# [WRITTEN EXERCISE]
Determine how many lines contain the string "nazwa", then reply with that figure only.

(Stored records)
┌──
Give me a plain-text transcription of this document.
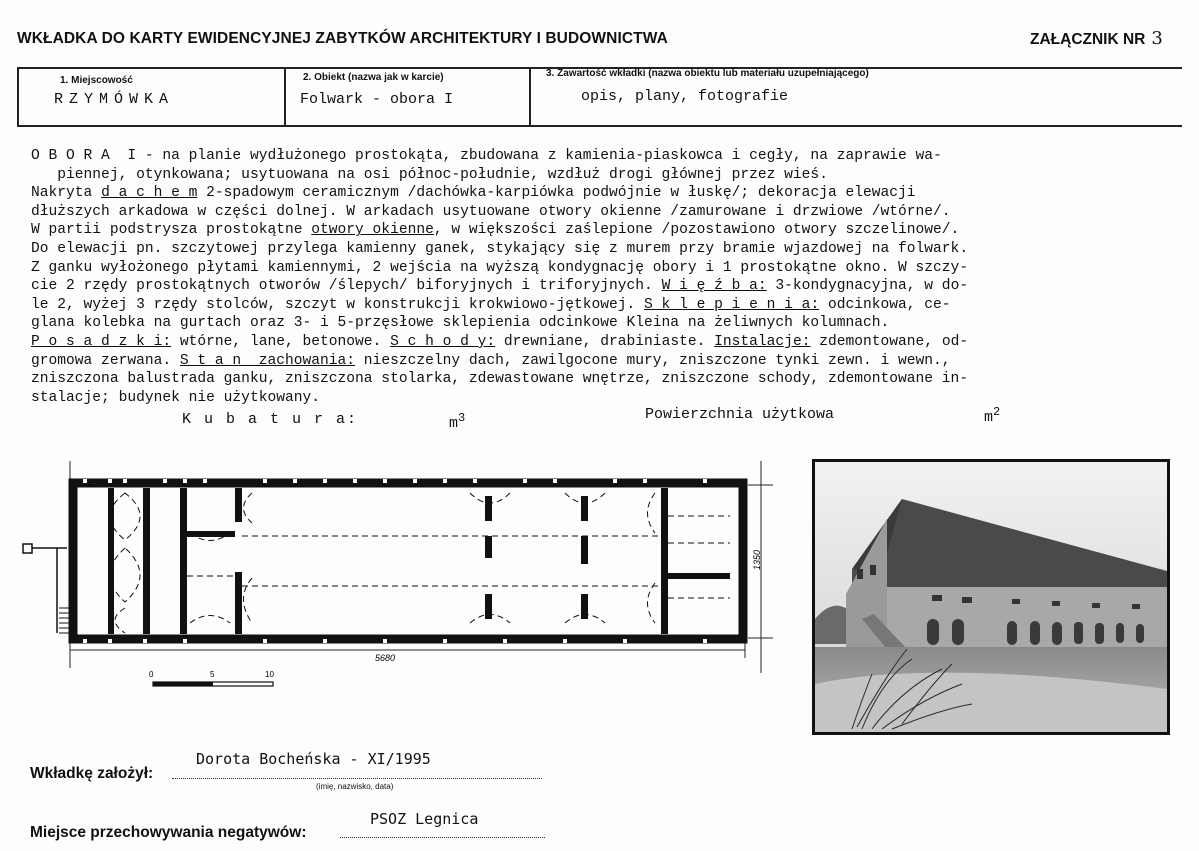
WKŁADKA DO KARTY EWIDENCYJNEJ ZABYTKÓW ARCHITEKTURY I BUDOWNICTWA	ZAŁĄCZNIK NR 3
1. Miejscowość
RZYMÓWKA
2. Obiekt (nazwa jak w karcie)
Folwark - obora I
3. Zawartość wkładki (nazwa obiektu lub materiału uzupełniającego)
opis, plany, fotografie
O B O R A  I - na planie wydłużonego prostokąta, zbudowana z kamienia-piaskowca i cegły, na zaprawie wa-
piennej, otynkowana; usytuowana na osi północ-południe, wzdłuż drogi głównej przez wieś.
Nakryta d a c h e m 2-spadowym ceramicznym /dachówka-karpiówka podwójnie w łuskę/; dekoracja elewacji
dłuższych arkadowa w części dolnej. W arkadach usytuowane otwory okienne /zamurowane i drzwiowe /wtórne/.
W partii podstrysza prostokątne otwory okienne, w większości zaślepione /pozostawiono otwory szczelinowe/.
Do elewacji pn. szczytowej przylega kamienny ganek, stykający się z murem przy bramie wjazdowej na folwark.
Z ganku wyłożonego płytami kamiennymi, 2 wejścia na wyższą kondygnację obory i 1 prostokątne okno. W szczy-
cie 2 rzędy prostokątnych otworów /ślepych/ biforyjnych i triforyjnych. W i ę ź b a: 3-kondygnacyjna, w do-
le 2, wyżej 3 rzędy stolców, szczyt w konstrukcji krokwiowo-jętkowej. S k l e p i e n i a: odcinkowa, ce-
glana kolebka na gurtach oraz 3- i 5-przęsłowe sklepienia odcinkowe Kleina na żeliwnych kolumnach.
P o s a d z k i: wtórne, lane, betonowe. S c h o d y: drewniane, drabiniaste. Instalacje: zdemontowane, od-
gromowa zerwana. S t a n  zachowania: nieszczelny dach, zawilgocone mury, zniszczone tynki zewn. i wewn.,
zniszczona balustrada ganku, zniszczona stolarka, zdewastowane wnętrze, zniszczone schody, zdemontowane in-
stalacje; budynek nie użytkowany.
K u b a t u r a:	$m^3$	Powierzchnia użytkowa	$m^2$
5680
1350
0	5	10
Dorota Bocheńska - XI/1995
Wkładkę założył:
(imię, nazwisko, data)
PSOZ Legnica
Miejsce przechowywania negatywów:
└──
# [EXERCISE ANSWER]
2